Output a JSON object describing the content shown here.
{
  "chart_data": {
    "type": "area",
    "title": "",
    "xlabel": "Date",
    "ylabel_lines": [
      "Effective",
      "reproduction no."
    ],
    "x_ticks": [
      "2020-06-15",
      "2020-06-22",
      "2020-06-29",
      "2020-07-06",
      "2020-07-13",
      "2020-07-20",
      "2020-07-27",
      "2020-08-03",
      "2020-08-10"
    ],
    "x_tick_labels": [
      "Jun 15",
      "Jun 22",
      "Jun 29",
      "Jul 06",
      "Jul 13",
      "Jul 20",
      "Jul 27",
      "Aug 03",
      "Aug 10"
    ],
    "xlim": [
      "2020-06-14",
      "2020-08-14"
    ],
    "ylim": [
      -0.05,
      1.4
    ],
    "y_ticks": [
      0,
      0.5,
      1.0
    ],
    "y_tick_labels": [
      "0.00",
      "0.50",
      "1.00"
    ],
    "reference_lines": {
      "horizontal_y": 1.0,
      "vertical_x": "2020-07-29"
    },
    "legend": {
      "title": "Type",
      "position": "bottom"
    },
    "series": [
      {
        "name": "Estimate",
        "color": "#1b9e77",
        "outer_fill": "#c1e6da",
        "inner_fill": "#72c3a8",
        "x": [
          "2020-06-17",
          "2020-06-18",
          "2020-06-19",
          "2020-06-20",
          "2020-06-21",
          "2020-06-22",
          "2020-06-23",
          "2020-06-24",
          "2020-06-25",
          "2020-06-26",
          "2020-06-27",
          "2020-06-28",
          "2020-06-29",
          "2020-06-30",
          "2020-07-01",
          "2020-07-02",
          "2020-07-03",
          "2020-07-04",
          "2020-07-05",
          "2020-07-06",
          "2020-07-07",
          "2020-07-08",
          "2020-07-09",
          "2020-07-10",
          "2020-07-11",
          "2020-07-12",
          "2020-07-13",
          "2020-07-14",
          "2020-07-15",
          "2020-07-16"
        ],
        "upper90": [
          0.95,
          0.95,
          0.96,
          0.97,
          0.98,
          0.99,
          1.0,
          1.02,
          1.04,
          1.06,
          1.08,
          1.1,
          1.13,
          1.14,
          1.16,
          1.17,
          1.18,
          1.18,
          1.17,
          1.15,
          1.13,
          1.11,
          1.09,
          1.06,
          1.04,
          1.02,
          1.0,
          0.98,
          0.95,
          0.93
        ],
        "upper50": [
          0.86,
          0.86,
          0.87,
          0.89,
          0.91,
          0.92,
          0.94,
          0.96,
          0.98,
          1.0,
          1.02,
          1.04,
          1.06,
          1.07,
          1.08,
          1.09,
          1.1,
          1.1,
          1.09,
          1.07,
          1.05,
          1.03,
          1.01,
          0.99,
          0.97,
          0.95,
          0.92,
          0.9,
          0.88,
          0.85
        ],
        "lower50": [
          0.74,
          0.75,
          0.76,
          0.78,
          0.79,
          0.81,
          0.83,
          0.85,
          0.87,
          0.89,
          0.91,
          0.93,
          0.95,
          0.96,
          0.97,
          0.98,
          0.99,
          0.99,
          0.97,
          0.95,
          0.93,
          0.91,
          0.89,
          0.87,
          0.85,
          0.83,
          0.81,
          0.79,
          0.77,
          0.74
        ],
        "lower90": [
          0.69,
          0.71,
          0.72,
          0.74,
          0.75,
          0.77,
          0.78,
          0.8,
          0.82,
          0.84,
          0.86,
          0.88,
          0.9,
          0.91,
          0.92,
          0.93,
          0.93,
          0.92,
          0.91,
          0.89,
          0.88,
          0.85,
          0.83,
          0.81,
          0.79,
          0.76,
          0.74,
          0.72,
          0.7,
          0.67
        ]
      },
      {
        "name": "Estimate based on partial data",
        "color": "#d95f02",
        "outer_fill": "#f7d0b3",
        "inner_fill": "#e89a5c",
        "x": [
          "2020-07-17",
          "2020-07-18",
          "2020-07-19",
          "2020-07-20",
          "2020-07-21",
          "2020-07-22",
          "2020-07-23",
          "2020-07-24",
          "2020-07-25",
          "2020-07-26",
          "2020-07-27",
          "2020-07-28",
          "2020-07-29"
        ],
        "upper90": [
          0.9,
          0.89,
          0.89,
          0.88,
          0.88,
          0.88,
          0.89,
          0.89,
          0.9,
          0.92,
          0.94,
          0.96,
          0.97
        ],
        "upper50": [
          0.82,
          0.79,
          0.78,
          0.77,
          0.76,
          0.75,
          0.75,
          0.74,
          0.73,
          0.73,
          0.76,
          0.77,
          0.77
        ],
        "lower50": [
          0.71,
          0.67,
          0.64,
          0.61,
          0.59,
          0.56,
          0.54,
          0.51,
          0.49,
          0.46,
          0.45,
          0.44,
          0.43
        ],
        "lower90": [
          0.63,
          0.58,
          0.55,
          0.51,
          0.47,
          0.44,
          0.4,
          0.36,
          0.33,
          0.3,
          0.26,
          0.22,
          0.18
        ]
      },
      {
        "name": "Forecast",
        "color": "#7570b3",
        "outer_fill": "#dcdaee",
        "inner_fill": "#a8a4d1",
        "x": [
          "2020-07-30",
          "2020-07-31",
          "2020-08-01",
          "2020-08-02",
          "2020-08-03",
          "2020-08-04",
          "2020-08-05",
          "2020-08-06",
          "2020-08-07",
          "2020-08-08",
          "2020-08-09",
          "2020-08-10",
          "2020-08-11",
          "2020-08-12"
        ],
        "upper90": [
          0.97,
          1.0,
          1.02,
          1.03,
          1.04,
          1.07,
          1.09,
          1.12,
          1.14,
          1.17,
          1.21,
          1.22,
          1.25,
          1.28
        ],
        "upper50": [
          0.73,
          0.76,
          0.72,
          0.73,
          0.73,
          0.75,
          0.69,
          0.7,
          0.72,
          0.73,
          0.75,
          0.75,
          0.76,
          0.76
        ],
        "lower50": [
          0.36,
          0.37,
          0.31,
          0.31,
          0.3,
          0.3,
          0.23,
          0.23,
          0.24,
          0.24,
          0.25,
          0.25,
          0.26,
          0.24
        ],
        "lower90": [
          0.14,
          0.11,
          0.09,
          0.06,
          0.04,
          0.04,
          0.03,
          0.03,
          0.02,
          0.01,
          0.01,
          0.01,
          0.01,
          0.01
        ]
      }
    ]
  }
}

## DIRECTIONS
For each line of the listing that holds the word "Estimate", show that line.

## CORRECT ANSWER
        "name": "Estimate",
        "name": "Estimate based on partial data",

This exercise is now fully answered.